#### What to produce
Reproduce exactly the lines from the one containing "Transcribe this image's" through the end of the listing, minus the pictures.

----------

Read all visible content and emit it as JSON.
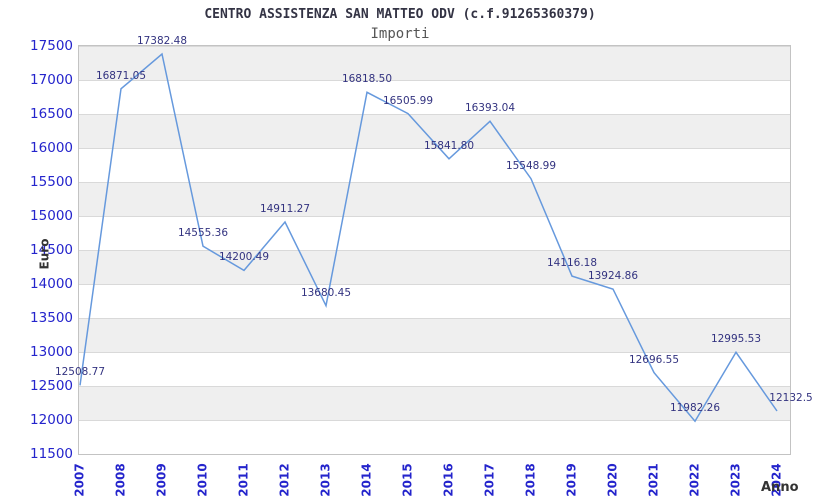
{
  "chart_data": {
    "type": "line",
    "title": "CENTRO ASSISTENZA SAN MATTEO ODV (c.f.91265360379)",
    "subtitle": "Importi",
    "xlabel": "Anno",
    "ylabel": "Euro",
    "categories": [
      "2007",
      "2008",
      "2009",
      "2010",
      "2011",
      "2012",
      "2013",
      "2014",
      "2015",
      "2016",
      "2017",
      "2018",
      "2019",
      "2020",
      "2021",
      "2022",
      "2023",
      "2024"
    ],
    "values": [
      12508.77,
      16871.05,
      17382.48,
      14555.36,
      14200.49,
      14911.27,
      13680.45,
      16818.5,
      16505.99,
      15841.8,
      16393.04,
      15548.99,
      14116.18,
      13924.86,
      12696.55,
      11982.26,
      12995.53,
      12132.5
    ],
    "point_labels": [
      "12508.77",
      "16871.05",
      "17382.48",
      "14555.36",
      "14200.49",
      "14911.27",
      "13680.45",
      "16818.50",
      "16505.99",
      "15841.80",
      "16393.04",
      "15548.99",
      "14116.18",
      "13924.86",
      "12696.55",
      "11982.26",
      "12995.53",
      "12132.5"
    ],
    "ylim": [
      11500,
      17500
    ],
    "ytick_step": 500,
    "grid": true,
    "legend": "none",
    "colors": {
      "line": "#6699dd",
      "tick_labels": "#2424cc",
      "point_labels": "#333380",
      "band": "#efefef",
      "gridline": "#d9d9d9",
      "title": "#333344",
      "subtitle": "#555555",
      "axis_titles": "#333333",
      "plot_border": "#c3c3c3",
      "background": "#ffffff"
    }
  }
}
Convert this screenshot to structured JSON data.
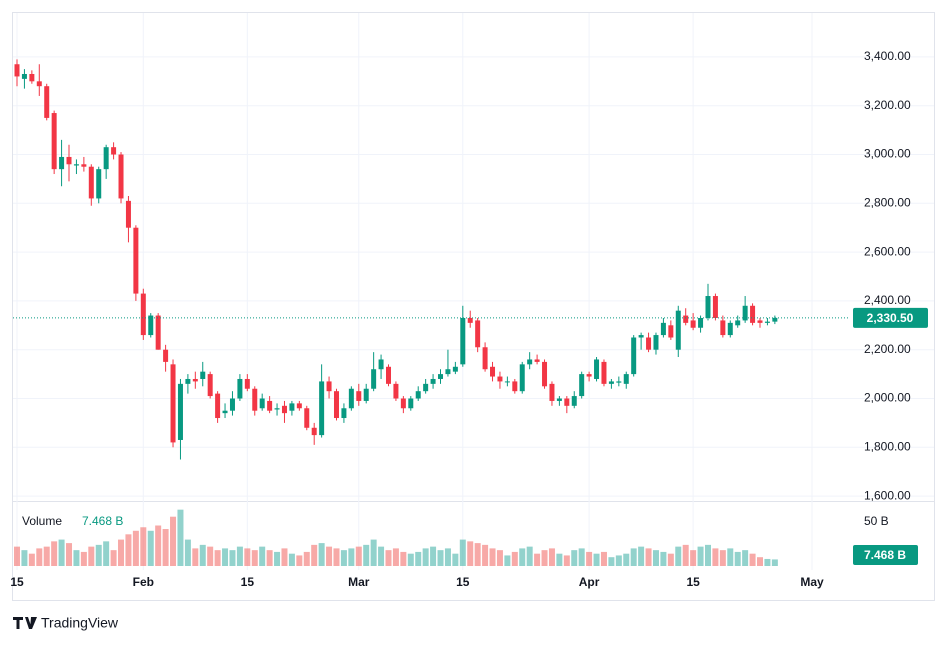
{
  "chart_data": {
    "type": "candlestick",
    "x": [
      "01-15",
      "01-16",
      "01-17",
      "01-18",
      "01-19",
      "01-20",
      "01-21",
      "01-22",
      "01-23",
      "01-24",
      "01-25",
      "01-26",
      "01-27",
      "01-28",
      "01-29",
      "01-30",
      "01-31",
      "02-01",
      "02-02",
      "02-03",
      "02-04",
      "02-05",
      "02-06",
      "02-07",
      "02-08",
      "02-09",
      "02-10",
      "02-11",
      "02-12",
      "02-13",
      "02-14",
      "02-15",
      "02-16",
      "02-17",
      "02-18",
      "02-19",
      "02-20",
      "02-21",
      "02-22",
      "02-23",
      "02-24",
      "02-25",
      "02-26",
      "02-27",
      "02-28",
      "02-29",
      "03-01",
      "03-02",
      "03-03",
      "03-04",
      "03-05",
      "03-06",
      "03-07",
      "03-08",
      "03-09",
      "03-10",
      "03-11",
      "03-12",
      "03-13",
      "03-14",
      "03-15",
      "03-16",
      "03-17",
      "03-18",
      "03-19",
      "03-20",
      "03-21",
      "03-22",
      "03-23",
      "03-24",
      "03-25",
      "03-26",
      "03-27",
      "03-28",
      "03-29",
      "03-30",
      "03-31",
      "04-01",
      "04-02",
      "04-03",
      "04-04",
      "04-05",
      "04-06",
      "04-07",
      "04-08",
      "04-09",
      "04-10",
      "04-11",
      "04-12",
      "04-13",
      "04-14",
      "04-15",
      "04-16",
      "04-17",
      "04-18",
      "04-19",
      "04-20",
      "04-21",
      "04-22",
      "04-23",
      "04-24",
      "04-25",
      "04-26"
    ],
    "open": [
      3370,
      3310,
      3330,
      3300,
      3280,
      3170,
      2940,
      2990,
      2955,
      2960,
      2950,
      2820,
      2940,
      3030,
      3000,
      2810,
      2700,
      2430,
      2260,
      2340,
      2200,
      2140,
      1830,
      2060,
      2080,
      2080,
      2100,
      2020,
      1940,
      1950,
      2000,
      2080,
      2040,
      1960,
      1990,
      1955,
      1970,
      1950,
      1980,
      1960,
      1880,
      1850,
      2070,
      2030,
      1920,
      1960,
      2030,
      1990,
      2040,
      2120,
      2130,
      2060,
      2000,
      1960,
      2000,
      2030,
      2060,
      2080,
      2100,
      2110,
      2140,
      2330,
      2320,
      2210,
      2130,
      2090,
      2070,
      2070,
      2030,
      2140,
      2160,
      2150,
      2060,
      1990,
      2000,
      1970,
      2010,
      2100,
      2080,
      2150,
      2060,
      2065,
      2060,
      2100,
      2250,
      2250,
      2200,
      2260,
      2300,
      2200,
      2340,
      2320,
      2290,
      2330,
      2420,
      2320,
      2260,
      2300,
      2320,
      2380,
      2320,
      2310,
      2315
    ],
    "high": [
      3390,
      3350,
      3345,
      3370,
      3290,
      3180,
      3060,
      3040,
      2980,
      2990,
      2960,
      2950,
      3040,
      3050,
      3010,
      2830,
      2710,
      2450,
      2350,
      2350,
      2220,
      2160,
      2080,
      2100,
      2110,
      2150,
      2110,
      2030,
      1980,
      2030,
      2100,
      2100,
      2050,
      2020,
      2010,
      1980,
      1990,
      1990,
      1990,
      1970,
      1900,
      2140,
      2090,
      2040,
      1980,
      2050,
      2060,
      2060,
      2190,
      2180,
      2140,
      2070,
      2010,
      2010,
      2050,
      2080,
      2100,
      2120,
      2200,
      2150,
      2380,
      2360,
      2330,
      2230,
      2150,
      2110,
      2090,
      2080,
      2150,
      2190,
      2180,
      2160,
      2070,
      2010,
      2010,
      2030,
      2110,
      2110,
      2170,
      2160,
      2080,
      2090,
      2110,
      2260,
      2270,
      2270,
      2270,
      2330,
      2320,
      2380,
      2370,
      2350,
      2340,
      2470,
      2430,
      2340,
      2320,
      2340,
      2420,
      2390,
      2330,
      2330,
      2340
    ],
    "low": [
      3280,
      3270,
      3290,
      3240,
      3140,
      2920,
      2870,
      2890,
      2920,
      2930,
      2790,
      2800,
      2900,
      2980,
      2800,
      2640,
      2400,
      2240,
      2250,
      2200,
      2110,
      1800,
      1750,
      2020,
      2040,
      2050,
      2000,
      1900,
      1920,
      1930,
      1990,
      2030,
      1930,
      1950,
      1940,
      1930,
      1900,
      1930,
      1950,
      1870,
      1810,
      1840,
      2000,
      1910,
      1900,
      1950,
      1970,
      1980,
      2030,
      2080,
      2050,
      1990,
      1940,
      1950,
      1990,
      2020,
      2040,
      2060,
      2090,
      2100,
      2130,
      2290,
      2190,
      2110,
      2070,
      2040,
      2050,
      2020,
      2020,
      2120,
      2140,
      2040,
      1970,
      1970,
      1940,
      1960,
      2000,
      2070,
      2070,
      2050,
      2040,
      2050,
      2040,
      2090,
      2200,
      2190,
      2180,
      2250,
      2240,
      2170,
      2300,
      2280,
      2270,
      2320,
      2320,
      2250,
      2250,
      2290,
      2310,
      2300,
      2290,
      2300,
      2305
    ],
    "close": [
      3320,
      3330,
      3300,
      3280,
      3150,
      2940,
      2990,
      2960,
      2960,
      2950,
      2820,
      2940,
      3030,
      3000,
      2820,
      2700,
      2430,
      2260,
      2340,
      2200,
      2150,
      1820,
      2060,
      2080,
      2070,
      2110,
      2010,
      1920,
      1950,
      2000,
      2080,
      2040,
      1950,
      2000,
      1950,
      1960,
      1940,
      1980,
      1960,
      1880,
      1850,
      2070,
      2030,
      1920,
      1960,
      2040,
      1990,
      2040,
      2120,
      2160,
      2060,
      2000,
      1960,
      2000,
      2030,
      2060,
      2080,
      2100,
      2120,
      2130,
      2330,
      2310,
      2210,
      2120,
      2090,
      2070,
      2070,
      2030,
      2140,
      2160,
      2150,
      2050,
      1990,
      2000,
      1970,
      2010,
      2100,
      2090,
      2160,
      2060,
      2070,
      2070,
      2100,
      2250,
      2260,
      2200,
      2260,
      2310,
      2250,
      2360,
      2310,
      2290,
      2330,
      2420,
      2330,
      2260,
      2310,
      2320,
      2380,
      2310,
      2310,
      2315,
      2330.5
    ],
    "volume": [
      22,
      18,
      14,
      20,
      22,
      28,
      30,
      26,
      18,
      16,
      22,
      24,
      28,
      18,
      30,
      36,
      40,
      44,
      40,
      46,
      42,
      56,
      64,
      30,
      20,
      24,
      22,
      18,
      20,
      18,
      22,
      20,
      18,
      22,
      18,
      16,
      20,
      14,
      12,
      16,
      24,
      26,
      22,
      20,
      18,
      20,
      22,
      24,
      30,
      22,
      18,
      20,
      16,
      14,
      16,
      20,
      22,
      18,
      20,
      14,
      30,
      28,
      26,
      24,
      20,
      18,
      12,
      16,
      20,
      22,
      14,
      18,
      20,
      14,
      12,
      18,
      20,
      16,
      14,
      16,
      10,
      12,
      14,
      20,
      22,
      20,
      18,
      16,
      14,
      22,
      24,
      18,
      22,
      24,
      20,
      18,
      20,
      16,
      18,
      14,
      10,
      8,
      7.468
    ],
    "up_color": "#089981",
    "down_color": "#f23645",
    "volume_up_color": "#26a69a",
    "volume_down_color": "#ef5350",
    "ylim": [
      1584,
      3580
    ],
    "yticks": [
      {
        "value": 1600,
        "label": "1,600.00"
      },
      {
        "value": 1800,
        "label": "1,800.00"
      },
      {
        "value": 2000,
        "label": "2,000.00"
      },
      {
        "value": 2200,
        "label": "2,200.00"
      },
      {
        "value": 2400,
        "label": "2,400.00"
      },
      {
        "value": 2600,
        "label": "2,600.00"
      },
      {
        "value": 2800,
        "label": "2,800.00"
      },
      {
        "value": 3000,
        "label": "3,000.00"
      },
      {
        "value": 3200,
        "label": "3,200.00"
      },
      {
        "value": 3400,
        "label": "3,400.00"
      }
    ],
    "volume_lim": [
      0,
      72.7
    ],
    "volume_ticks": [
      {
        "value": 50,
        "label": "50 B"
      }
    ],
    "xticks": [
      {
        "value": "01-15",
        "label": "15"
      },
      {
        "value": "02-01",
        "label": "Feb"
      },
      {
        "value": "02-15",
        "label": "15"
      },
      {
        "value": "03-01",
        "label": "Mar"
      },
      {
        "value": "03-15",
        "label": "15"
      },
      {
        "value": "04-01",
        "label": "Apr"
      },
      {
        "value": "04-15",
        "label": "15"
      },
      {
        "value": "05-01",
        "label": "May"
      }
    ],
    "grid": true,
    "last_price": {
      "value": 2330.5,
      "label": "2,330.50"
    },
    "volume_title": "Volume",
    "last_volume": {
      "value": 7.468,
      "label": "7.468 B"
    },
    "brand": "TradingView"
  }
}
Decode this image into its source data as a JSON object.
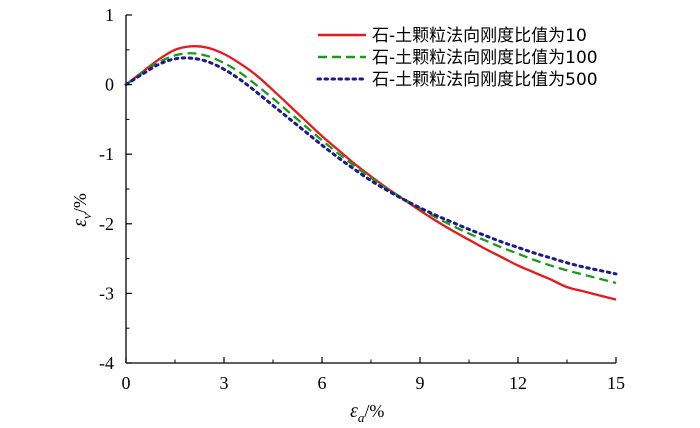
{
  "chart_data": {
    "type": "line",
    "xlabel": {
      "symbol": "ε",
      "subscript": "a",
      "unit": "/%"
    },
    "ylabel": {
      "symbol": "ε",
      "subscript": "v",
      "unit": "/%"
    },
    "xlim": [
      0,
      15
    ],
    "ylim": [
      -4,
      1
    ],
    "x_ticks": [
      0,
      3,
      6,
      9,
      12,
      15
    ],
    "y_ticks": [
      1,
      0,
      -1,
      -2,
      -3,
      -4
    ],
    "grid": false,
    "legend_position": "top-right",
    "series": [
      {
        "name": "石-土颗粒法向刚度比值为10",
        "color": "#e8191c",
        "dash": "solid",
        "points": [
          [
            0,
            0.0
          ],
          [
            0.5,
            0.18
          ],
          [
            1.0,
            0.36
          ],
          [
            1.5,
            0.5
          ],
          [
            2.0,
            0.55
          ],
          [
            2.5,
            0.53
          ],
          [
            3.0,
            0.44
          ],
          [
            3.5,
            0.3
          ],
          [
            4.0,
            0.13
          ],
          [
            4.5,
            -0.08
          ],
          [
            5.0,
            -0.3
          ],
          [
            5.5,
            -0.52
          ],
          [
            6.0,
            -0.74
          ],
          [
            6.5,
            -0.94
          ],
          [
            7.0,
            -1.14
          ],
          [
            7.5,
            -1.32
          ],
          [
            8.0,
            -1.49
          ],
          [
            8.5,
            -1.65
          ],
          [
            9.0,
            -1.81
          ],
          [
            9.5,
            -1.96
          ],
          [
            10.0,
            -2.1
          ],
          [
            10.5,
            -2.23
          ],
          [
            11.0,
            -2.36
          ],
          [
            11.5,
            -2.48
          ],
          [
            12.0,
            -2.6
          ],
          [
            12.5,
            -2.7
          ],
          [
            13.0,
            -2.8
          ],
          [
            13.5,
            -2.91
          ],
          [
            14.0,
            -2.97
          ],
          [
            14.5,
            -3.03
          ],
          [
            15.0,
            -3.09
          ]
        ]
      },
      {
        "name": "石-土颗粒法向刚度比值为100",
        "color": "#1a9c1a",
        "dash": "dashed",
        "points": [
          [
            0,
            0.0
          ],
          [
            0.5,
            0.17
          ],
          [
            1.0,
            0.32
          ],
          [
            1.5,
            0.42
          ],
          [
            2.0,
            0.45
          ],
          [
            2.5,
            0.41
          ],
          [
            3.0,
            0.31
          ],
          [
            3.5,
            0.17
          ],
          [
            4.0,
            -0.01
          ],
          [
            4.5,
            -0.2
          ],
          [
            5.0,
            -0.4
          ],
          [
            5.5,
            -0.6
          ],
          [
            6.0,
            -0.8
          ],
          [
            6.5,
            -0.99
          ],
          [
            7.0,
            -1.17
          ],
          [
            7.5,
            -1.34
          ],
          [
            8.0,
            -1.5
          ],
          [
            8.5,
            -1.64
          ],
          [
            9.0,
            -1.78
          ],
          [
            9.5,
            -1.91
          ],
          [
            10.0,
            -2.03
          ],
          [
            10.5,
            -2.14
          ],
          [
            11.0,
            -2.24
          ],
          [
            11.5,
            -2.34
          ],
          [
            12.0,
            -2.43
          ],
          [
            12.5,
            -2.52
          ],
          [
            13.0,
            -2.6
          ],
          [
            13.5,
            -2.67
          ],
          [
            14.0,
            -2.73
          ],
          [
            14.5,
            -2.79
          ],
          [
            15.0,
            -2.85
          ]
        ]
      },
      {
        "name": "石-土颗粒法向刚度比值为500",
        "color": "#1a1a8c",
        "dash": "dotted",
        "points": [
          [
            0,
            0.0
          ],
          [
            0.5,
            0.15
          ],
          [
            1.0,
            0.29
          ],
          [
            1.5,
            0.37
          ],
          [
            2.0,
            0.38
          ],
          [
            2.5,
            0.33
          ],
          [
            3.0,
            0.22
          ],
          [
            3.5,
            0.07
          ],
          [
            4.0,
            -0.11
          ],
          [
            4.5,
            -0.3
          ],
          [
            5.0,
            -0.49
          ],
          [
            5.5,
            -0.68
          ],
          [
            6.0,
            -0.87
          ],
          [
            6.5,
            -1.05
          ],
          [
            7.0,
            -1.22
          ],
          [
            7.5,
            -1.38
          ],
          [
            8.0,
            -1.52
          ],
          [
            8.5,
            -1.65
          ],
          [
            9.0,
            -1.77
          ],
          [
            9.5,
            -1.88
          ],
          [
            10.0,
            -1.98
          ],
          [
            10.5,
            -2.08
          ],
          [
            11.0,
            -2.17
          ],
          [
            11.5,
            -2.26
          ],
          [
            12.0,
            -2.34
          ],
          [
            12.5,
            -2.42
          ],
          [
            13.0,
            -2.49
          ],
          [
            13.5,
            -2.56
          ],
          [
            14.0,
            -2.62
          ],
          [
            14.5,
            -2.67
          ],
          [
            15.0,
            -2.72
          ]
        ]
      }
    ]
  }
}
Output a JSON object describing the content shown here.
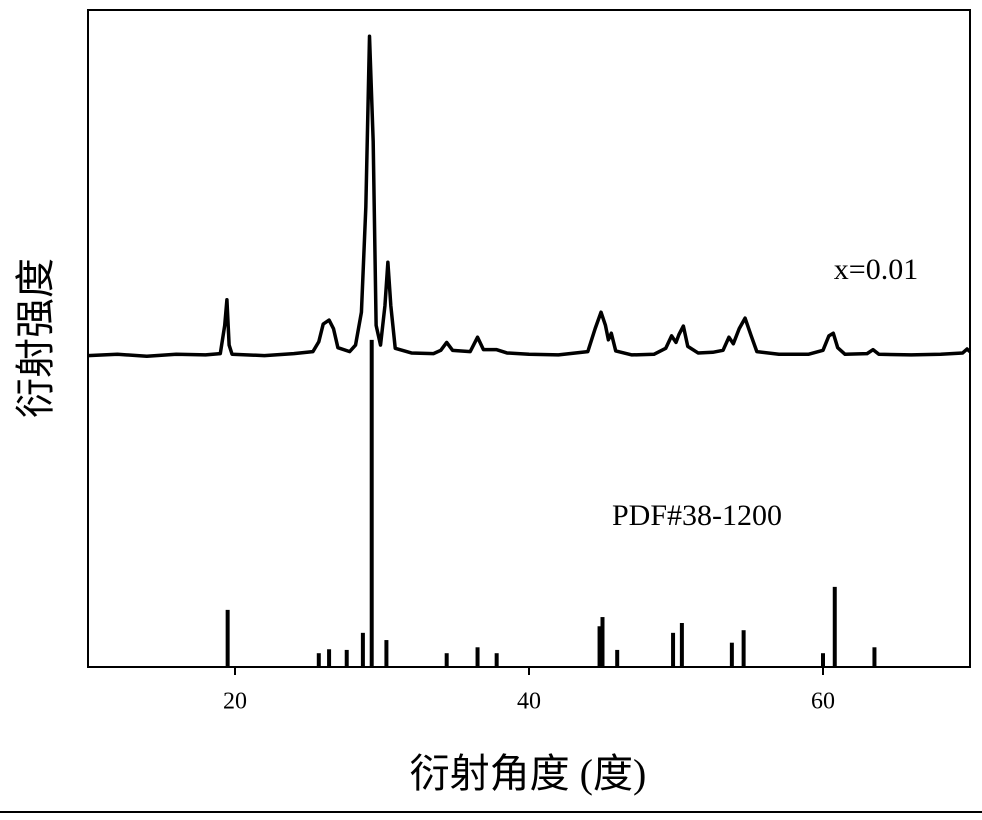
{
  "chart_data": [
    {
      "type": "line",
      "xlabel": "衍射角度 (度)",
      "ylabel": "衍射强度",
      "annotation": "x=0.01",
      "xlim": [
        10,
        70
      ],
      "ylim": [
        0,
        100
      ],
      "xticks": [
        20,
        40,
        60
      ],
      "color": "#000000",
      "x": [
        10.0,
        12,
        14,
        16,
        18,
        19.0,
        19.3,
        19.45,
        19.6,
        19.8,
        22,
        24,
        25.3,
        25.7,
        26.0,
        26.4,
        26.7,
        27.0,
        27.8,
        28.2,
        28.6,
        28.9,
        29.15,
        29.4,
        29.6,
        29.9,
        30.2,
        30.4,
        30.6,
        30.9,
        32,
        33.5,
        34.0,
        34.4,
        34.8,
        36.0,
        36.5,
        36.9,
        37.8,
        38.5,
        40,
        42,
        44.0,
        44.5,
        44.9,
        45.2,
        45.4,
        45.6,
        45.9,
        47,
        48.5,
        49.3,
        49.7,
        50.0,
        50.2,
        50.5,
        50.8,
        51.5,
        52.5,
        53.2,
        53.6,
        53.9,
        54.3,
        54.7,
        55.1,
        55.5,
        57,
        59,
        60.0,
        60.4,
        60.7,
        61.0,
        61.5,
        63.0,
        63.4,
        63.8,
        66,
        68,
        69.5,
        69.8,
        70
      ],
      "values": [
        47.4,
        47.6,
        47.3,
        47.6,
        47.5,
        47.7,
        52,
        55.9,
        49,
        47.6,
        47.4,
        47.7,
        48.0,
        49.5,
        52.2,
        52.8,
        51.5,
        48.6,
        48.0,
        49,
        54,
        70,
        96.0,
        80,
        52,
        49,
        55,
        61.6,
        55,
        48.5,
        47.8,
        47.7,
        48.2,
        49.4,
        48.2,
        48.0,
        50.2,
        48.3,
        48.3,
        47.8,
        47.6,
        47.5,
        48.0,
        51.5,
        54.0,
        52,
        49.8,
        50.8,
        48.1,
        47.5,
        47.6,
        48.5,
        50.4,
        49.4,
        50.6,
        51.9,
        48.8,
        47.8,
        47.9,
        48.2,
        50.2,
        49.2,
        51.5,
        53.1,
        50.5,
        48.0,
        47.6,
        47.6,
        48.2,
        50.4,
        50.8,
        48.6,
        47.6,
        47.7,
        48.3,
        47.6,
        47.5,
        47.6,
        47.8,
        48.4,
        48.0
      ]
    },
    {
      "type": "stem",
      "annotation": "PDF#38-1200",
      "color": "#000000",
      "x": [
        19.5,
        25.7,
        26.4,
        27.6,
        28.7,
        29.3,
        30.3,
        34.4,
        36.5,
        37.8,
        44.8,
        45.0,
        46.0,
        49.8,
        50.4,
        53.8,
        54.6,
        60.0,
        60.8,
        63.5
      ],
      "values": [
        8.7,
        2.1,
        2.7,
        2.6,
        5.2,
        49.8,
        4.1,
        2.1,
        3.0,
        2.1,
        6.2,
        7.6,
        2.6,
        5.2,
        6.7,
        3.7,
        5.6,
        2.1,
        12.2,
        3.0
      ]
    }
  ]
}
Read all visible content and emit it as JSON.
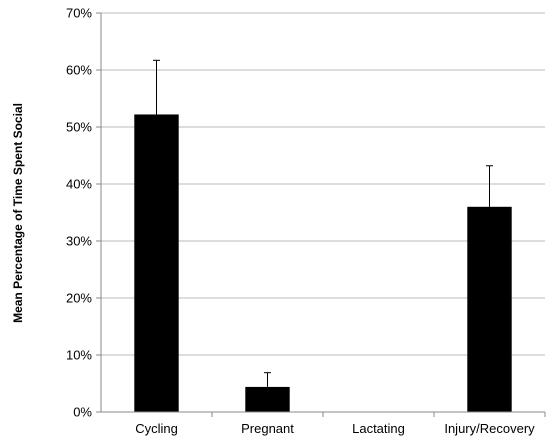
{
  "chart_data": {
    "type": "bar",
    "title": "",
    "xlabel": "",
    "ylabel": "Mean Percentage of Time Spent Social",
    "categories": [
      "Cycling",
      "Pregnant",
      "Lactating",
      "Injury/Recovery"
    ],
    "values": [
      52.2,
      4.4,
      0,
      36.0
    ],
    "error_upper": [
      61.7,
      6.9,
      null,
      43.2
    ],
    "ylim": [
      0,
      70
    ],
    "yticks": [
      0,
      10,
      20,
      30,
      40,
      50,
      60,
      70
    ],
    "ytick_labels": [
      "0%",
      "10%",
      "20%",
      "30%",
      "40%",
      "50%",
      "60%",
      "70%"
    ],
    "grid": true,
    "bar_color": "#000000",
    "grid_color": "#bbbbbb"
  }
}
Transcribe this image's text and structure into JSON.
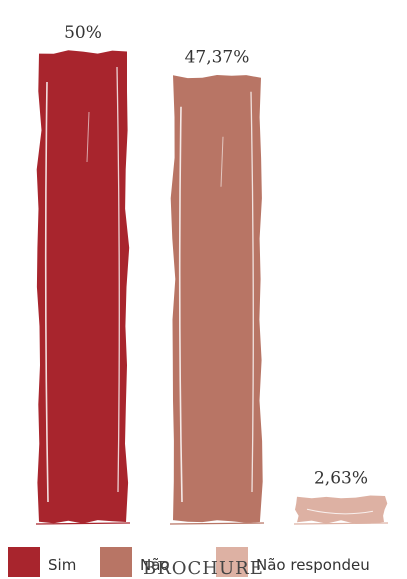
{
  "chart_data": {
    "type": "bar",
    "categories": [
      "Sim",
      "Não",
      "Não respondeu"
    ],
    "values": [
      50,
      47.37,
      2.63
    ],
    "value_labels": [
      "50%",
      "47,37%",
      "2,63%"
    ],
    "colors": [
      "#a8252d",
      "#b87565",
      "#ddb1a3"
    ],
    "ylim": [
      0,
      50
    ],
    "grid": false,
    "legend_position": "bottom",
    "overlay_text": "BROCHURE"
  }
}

----------

#### Task output
Transcribe this image's text and structure into JSON.
{
  "chart_data": {
    "type": "bar",
    "categories": [
      "Sim",
      "Não",
      "Não respondeu"
    ],
    "values": [
      50,
      47.37,
      2.63
    ],
    "value_labels": [
      "50%",
      "47,37%",
      "2,63%"
    ],
    "colors": [
      "#a8252d",
      "#b87565",
      "#ddb1a3"
    ],
    "ylim": [
      0,
      50
    ],
    "grid": false,
    "legend_position": "bottom",
    "overlay_text": "BROCHURE"
  }
}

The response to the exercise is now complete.